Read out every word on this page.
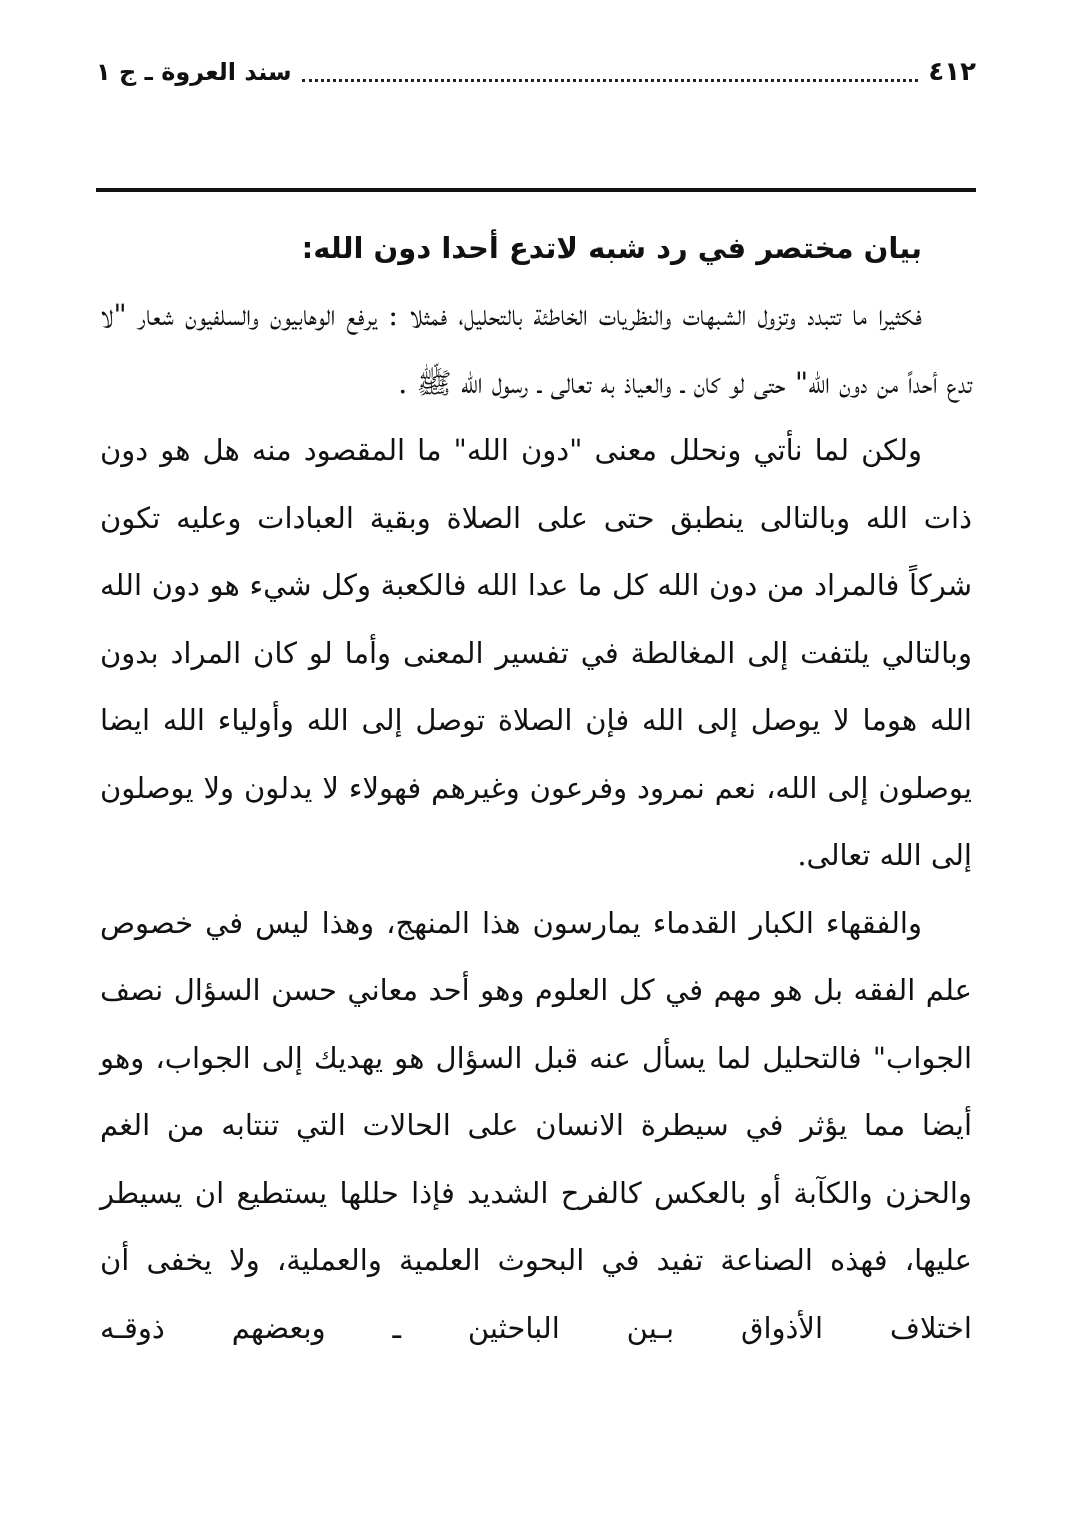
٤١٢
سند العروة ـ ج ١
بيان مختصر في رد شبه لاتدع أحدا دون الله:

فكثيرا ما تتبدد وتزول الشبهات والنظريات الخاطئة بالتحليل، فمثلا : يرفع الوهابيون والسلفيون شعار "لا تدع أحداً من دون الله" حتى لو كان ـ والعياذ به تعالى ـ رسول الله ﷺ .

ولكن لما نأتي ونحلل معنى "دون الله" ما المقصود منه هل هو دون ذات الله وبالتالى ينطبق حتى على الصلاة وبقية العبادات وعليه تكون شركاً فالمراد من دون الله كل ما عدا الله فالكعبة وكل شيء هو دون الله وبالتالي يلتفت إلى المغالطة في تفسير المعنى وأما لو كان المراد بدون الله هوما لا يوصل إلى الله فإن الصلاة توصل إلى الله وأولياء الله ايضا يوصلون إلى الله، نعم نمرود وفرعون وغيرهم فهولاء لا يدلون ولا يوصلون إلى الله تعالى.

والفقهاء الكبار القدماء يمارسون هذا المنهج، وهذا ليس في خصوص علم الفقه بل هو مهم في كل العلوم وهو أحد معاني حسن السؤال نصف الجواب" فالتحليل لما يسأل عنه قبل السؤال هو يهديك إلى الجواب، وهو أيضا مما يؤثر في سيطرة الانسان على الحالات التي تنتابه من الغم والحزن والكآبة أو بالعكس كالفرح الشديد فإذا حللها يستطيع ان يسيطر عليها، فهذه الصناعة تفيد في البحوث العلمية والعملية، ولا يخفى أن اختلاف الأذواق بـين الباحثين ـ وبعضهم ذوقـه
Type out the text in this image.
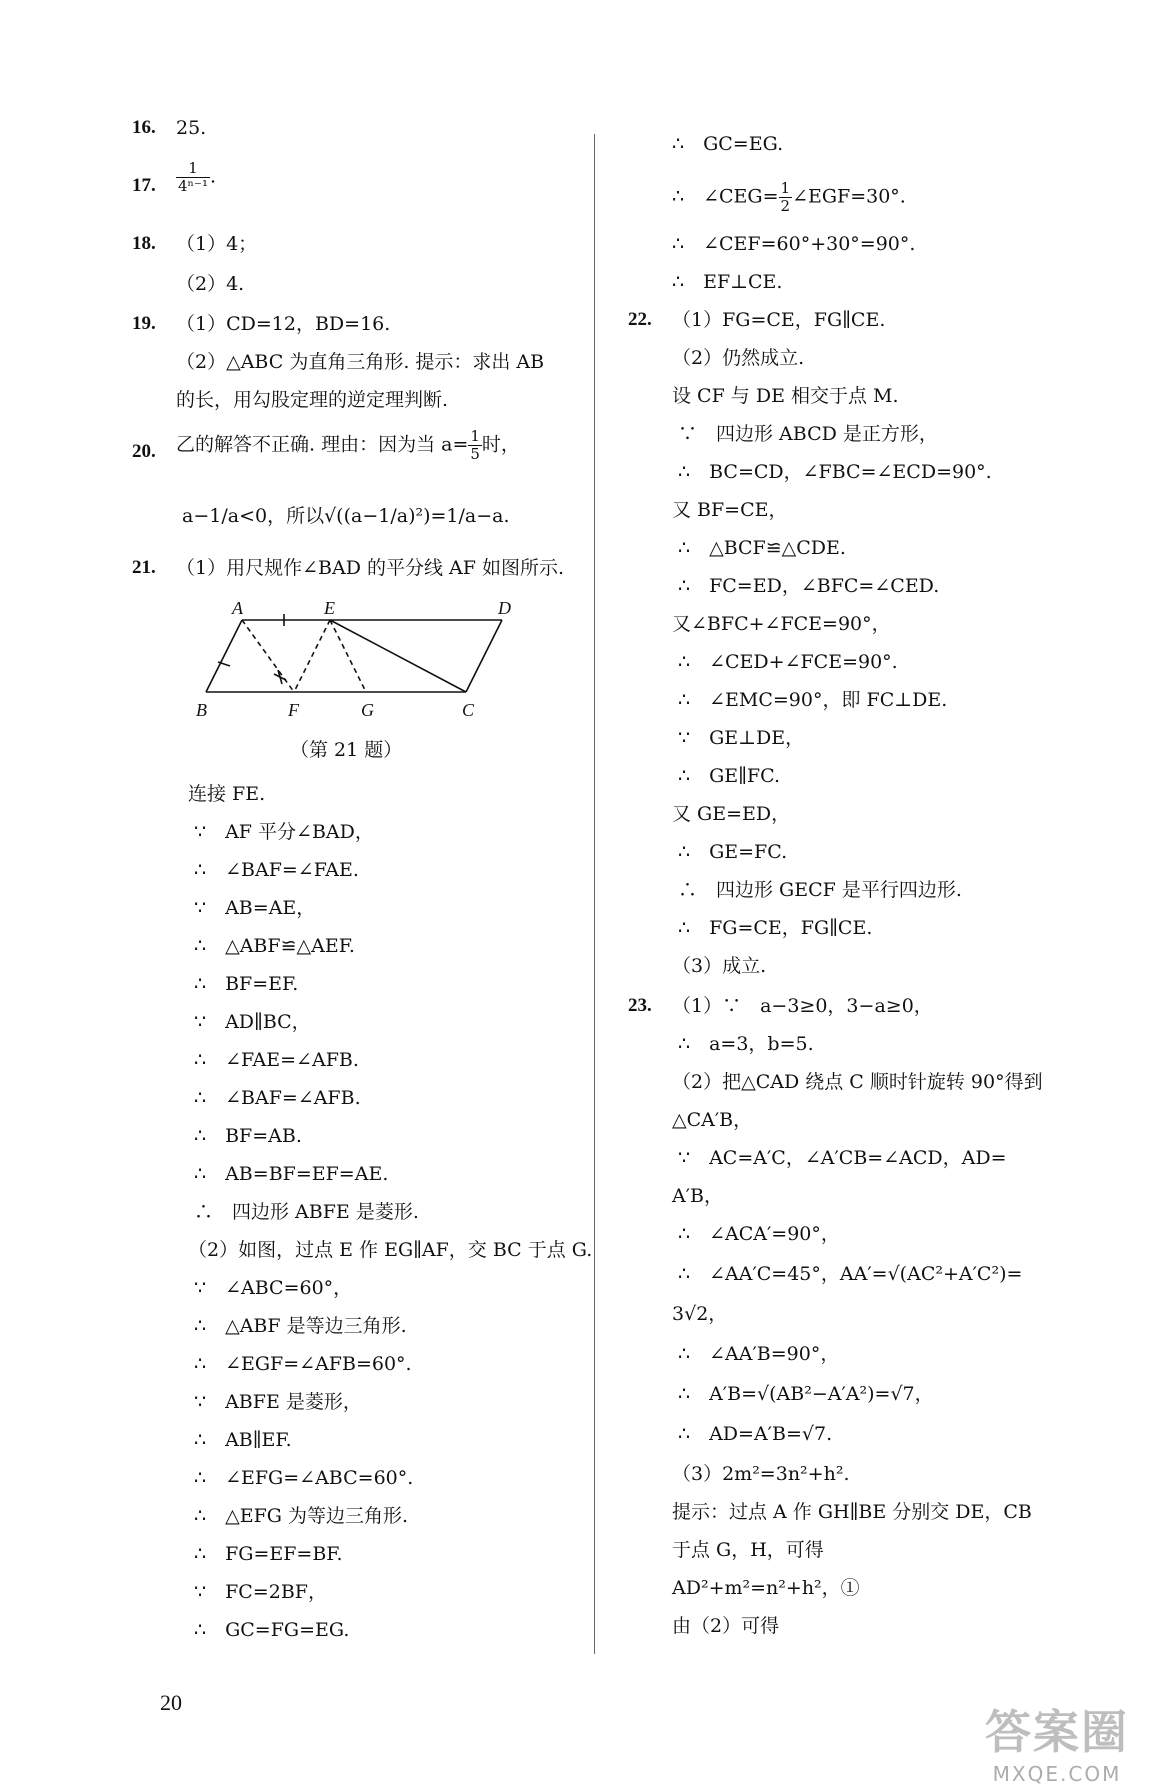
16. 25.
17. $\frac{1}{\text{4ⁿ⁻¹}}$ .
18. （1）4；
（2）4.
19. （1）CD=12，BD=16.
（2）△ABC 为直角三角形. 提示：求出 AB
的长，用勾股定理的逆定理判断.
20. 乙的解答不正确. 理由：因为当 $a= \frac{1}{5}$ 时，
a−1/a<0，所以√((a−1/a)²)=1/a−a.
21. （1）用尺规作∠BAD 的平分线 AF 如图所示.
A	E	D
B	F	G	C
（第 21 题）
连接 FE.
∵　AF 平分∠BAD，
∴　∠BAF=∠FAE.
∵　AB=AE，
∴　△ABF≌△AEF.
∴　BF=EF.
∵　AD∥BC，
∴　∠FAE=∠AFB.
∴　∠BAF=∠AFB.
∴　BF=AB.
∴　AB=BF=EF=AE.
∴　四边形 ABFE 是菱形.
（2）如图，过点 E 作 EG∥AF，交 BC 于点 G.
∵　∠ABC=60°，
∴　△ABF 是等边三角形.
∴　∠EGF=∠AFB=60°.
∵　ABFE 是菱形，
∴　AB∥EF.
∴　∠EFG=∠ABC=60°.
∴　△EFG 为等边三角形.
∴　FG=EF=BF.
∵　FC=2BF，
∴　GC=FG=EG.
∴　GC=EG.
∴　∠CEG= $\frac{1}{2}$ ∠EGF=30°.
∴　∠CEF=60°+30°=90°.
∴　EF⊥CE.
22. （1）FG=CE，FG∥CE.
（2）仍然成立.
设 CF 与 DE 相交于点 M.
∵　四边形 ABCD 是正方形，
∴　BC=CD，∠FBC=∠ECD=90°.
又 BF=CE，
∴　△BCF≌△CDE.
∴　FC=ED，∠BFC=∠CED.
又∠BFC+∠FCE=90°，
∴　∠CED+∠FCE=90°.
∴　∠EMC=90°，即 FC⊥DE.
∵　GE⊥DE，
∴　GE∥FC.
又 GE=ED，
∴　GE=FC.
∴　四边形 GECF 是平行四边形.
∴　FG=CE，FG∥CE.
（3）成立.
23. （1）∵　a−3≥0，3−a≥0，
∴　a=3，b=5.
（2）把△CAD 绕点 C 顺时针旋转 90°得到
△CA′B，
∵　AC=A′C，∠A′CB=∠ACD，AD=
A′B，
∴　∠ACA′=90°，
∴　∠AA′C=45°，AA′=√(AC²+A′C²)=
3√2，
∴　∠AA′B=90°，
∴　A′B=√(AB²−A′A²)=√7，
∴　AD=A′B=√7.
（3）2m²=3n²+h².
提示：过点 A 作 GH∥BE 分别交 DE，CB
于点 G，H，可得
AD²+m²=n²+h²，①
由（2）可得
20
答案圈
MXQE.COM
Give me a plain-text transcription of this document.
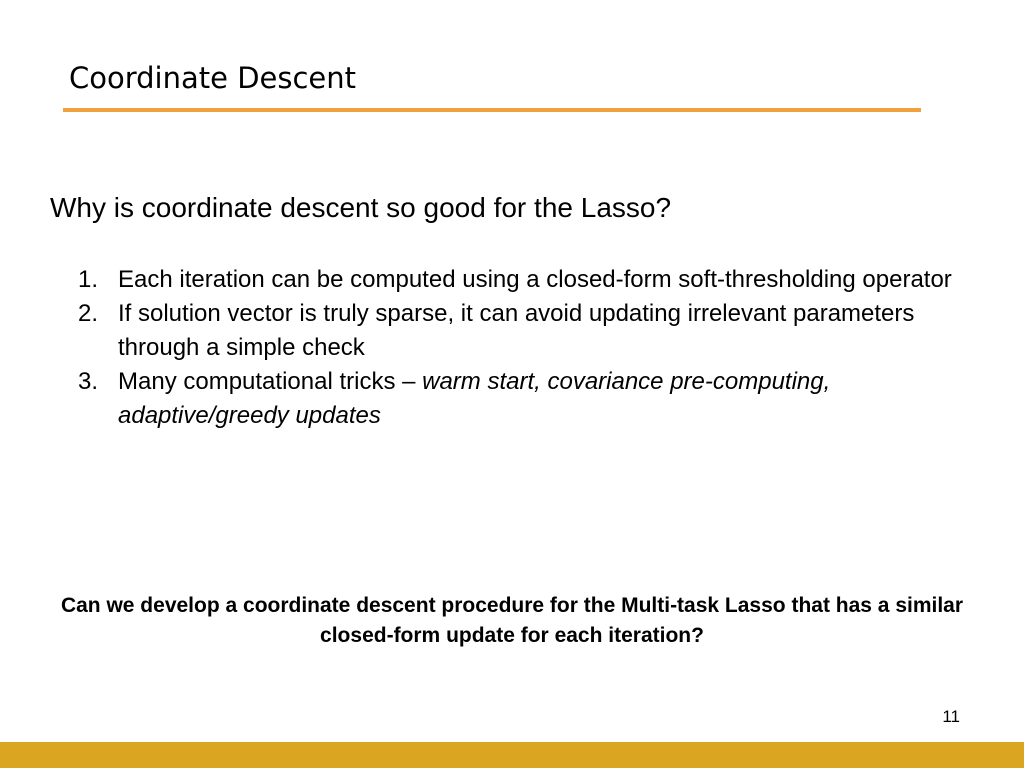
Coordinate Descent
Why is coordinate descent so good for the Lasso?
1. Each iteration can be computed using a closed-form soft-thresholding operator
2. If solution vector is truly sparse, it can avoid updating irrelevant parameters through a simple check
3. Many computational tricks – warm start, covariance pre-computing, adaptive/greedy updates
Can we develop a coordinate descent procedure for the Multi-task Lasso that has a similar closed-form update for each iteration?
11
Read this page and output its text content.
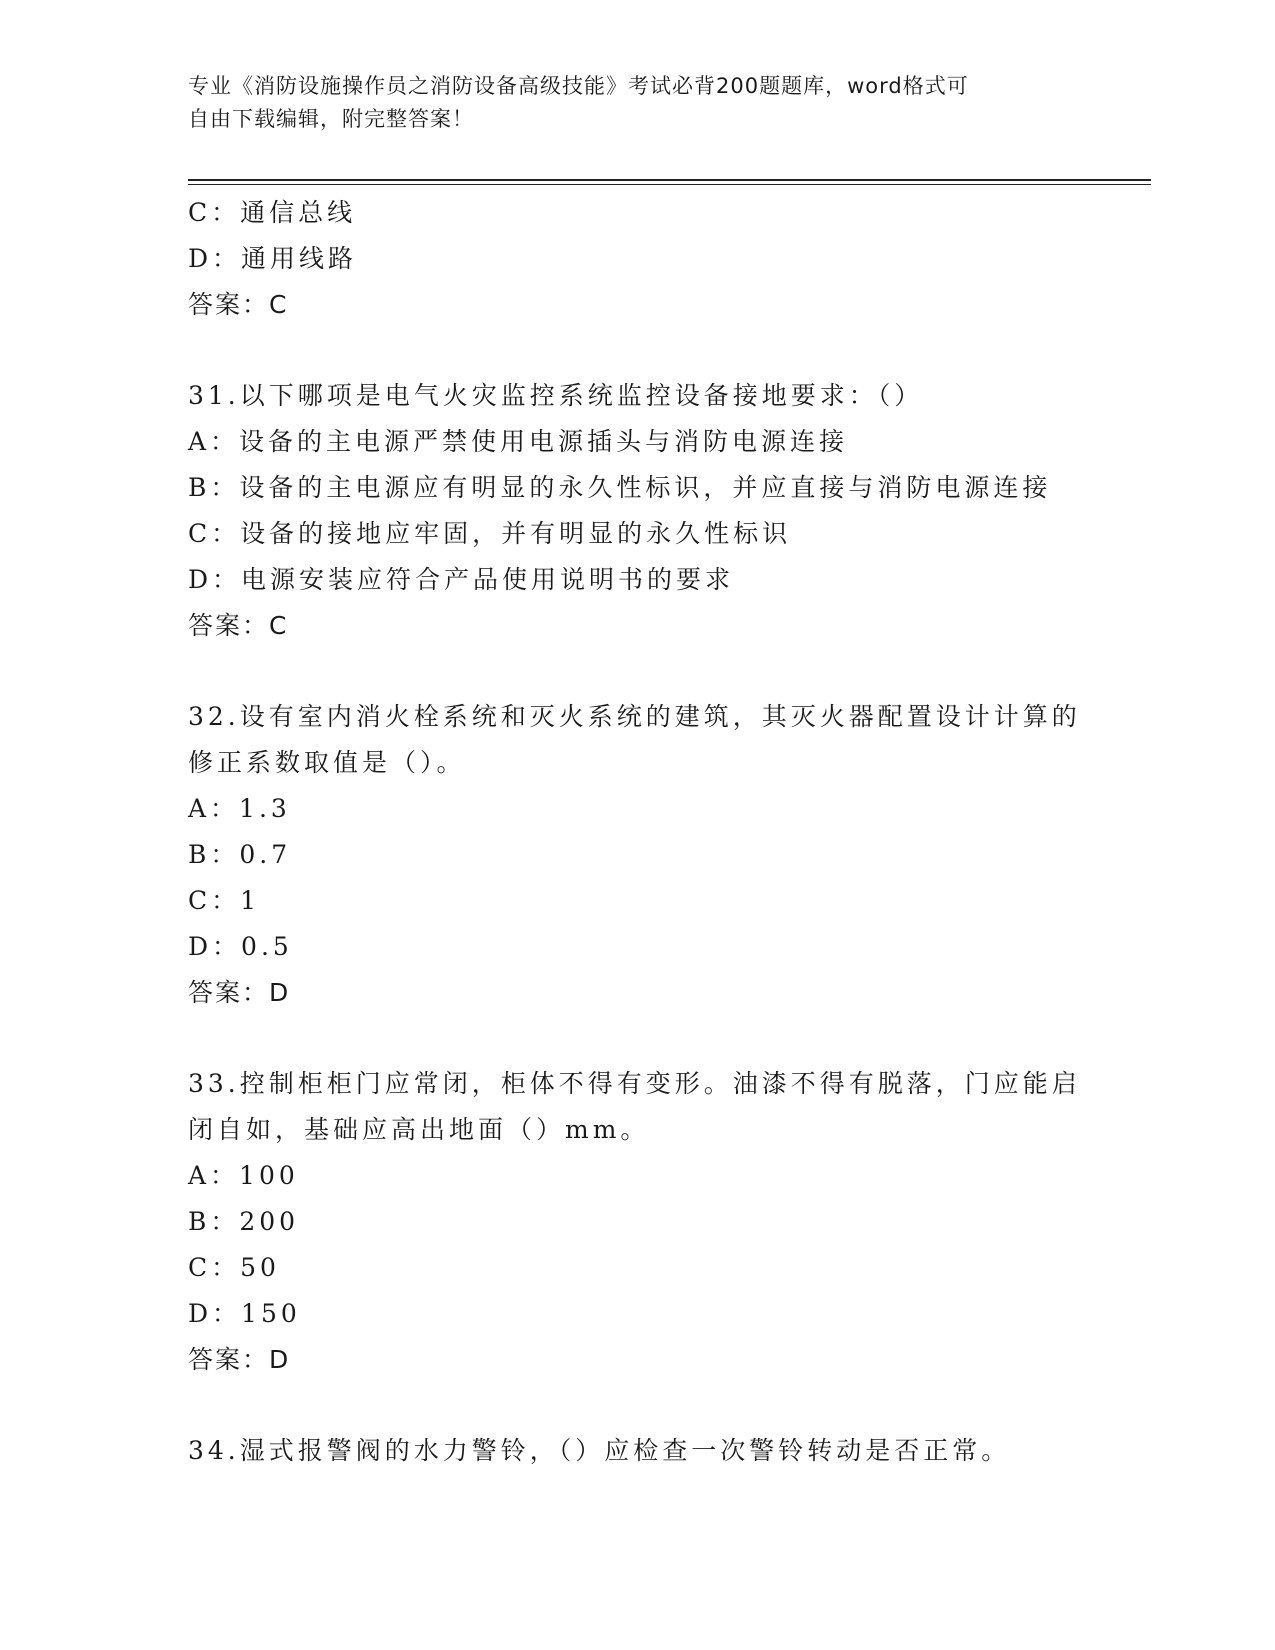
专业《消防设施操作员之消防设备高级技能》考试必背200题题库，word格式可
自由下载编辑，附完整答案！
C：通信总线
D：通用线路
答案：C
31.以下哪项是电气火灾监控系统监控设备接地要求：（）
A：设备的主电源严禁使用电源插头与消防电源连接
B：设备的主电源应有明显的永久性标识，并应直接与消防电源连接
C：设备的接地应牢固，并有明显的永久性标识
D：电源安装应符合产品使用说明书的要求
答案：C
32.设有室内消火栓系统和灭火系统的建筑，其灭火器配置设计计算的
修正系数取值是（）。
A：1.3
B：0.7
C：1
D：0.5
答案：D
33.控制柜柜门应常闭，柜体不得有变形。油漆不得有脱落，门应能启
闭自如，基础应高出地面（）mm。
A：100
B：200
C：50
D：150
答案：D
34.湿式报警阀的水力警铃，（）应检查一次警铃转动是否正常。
━━━━━━━━━━━━━━━━━━━━━━━━━━━━━━
In the lines above, find each one with "iteration" and list it.

Response »
1. Each iteration can be computed using a closed-form soft-thresholding operator
Can we develop a coordinate descent procedure for the Multi-task Lasso that has a similar closed-form update for each iteration?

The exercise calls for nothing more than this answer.